◆ Exercise instructions ◆
Type out the records that follow, exactly as given.
[Start Records supplied]
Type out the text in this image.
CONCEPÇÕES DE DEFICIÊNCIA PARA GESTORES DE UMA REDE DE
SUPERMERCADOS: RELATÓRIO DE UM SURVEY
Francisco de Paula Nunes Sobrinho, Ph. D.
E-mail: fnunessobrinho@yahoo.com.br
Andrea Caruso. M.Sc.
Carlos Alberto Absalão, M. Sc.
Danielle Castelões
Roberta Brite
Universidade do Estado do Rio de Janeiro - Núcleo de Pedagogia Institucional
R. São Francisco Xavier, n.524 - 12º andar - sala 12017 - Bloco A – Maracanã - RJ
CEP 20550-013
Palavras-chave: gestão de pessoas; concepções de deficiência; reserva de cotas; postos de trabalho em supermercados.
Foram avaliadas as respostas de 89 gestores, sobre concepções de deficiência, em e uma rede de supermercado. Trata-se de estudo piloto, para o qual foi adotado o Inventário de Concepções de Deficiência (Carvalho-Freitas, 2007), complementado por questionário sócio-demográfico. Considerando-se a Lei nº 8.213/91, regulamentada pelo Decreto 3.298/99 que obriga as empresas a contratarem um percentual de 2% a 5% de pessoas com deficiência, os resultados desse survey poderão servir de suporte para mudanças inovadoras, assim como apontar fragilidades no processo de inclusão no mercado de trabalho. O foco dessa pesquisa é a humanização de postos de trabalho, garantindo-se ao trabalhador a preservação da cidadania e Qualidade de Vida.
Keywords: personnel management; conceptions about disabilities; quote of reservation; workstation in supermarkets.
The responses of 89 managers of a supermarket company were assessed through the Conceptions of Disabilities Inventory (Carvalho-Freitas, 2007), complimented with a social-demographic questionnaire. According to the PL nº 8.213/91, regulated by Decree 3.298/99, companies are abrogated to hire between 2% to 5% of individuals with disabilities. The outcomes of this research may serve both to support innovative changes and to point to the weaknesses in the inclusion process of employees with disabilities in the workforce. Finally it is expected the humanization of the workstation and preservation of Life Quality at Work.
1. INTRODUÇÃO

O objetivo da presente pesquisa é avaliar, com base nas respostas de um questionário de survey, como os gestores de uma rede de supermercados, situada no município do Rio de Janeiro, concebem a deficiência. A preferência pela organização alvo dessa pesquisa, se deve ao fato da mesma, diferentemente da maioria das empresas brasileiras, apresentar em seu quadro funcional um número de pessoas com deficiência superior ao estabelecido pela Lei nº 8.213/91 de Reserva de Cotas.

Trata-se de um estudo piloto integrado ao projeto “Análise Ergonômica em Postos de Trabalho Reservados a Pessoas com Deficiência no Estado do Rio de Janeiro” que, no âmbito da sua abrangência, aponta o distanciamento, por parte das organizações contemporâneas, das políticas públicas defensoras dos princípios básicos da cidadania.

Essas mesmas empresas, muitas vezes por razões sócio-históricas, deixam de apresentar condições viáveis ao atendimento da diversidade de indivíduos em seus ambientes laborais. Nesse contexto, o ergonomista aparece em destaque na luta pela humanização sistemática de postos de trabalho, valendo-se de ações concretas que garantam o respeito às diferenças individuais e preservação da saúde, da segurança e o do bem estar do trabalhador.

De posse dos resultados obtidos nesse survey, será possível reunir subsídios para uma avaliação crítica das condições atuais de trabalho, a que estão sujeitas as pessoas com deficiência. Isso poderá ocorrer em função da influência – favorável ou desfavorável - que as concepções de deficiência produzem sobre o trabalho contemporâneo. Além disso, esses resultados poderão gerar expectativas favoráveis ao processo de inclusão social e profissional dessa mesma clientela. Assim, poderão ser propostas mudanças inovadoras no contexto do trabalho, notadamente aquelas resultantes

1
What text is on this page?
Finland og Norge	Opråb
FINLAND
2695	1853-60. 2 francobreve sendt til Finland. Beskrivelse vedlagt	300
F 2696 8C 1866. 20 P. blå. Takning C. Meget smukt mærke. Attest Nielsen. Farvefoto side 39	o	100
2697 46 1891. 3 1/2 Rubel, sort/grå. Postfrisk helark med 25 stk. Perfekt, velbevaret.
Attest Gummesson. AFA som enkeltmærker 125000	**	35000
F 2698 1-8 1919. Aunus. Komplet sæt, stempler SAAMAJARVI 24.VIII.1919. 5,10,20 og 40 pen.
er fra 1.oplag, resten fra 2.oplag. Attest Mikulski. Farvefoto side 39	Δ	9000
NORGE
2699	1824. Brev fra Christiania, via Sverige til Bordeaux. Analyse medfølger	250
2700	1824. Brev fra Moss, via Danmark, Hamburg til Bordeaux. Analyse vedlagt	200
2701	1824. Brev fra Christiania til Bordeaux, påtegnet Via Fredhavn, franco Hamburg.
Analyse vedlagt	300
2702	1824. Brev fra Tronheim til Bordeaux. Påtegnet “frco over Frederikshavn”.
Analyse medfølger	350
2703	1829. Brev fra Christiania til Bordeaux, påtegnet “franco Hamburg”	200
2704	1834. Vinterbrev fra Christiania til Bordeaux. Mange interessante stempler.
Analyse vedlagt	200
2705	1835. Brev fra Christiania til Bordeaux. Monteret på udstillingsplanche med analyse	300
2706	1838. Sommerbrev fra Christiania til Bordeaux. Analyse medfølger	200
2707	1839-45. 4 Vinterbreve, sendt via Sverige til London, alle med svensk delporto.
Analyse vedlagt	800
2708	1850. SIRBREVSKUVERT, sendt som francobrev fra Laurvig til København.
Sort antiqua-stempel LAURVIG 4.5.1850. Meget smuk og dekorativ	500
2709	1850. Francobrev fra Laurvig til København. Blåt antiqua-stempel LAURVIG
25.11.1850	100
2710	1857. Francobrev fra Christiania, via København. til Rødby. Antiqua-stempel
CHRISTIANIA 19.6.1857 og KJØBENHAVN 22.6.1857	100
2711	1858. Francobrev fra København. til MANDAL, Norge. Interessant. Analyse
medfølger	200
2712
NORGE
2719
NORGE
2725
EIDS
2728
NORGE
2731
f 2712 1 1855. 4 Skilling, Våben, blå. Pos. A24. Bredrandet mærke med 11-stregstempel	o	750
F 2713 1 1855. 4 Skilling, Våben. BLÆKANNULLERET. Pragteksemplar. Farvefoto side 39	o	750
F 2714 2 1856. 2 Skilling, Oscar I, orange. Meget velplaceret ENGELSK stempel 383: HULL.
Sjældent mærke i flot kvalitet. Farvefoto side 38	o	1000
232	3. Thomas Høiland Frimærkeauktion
[End Records supplied]
◆ Exercise answer ◆
Type out the text in this image.
CONCEPÇÕES DE DEFICIÊNCIA PARA GESTORES DE UMA REDE DE
SUPERMERCADOS: RELATÓRIO DE UM SURVEY
Francisco de Paula Nunes Sobrinho, Ph. D.
E-mail: fnunessobrinho@yahoo.com.br
Andrea Caruso. M.Sc.
Carlos Alberto Absalão, M. Sc.
Danielle Castelões
Roberta Brite
Universidade do Estado do Rio de Janeiro - Núcleo de Pedagogia Institucional
R. São Francisco Xavier, n.524 - 12º andar - sala 12017 - Bloco A – Maracanã - RJ
CEP 20550-013
Palavras-chave: gestão de pessoas; concepções de deficiência; reserva de cotas; postos de trabalho em supermercados.
Foram avaliadas as respostas de 89 gestores, sobre concepções de deficiência, em e uma rede de supermercado. Trata-se de estudo piloto, para o qual foi adotado o Inventário de Concepções de Deficiência (Carvalho-Freitas, 2007), complementado por questionário sócio-demográfico. Considerando-se a Lei nº 8.213/91, regulamentada pelo Decreto 3.298/99 que obriga as empresas a contratarem um percentual de 2% a 5% de pessoas com deficiência, os resultados desse survey poderão servir de suporte para mudanças inovadoras, assim como apontar fragilidades no processo de inclusão no mercado de trabalho. O foco dessa pesquisa é a humanização de postos de trabalho, garantindo-se ao trabalhador a preservação da cidadania e Qualidade de Vida.
Keywords: personnel management; conceptions about disabilities; quote of reservation; workstation in supermarkets.
The responses of 89 managers of a supermarket company were assessed through the Conceptions of Disabilities Inventory (Carvalho-Freitas, 2007), complimented with a social-demographic questionnaire. According to the PL nº 8.213/91, regulated by Decree 3.298/99, companies are abrogated to hire between 2% to 5% of individuals with disabilities. The outcomes of this research may serve both to support innovative changes and to point to the weaknesses in the inclusion process of employees with disabilities in the workforce. Finally it is expected the humanization of the workstation and preservation of Life Quality at Work.
1. INTRODUÇÃO

O objetivo da presente pesquisa é avaliar, com base nas respostas de um questionário de survey, como os gestores de uma rede de supermercados, situada no município do Rio de Janeiro, concebem a deficiência. A preferência pela organização alvo dessa pesquisa, se deve ao fato da mesma, diferentemente da maioria das empresas brasileiras, apresentar em seu quadro funcional um número de pessoas com deficiência superior ao estabelecido pela Lei nº 8.213/91 de Reserva de Cotas.

Trata-se de um estudo piloto integrado ao projeto “Análise Ergonômica em Postos de Trabalho Reservados a Pessoas com Deficiência no Estado do Rio de Janeiro” que, no âmbito da sua abrangência, aponta o distanciamento, por parte das organizações contemporâneas, das políticas públicas defensoras dos princípios básicos da cidadania.

Essas mesmas empresas, muitas vezes por razões sócio-históricas, deixam de apresentar condições viáveis ao atendimento da diversidade de indivíduos em seus ambientes laborais. Nesse contexto, o ergonomista aparece em destaque na luta pela humanização sistemática de postos de trabalho, valendo-se de ações concretas que garantam o respeito às diferenças individuais e preservação da saúde, da segurança e o do bem estar do trabalhador.

De posse dos resultados obtidos nesse survey, será possível reunir subsídios para uma avaliação crítica das condições atuais de trabalho, a que estão sujeitas as pessoas com deficiência. Isso poderá ocorrer em função da influência – favorável ou desfavorável - que as concepções de deficiência produzem sobre o trabalho contemporâneo. Além disso, esses resultados poderão gerar expectativas favoráveis ao processo de inclusão social e profissional dessa mesma clientela. Assim, poderão ser propostas mudanças inovadoras no contexto do trabalho, notadamente aquelas resultantes

1
What text is on this page?
Finland og Norge	Opråb
FINLAND
2695	1853-60. 2 francobreve sendt til Finland. Beskrivelse vedlagt	300
F 2696 8C 1866. 20 P. blå. Takning C. Meget smukt mærke. Attest Nielsen. Farvefoto side 39	o	100
2697 46 1891. 3 1/2 Rubel, sort/grå. Postfrisk helark med 25 stk. Perfekt, velbevaret.
Attest Gummesson. AFA som enkeltmærker 125000	**	35000
F 2698 1-8 1919. Aunus. Komplet sæt, stempler SAAMAJARVI 24.VIII.1919. 5,10,20 og 40 pen.
er fra 1.oplag, resten fra 2.oplag. Attest Mikulski. Farvefoto side 39	Δ	9000
NORGE
2699	1824. Brev fra Christiania, via Sverige til Bordeaux. Analyse medfølger	250
2700	1824. Brev fra Moss, via Danmark, Hamburg til Bordeaux. Analyse vedlagt	200
2701	1824. Brev fra Christiania til Bordeaux, påtegnet Via Fredhavn, franco Hamburg.
Analyse vedlagt	300
2702	1824. Brev fra Tronheim til Bordeaux. Påtegnet “frco over Frederikshavn”.
Analyse medfølger	350
2703	1829. Brev fra Christiania til Bordeaux, påtegnet “franco Hamburg”	200
2704	1834. Vinterbrev fra Christiania til Bordeaux. Mange interessante stempler.
Analyse vedlagt	200
2705	1835. Brev fra Christiania til Bordeaux. Monteret på udstillingsplanche med analyse	300
2706	1838. Sommerbrev fra Christiania til Bordeaux. Analyse medfølger	200
2707	1839-45. 4 Vinterbreve, sendt via Sverige til London, alle med svensk delporto.
Analyse vedlagt	800
2708	1850. SIRBREVSKUVERT, sendt som francobrev fra Laurvig til København.
Sort antiqua-stempel LAURVIG 4.5.1850. Meget smuk og dekorativ	500
2709	1850. Francobrev fra Laurvig til København. Blåt antiqua-stempel LAURVIG
25.11.1850	100
2710	1857. Francobrev fra Christiania, via København. til Rødby. Antiqua-stempel
CHRISTIANIA 19.6.1857 og KJØBENHAVN 22.6.1857	100
2711	1858. Francobrev fra København. til MANDAL, Norge. Interessant. Analyse
medfølger	200
2712
NORGE
2719
NORGE
2725
EIDS
2728
NORGE
2731
f 2712 1 1855. 4 Skilling, Våben, blå. Pos. A24. Bredrandet mærke med 11-stregstempel	o	750
F 2713 1 1855. 4 Skilling, Våben. BLÆKANNULLERET. Pragteksemplar. Farvefoto side 39	o	750
F 2714 2 1856. 2 Skilling, Oscar I, orange. Meget velplaceret ENGELSK stempel 383: HULL.
Sjældent mærke i flot kvalitet. Farvefoto side 38	o	1000
232	3. Thomas Høiland Frimærkeauktion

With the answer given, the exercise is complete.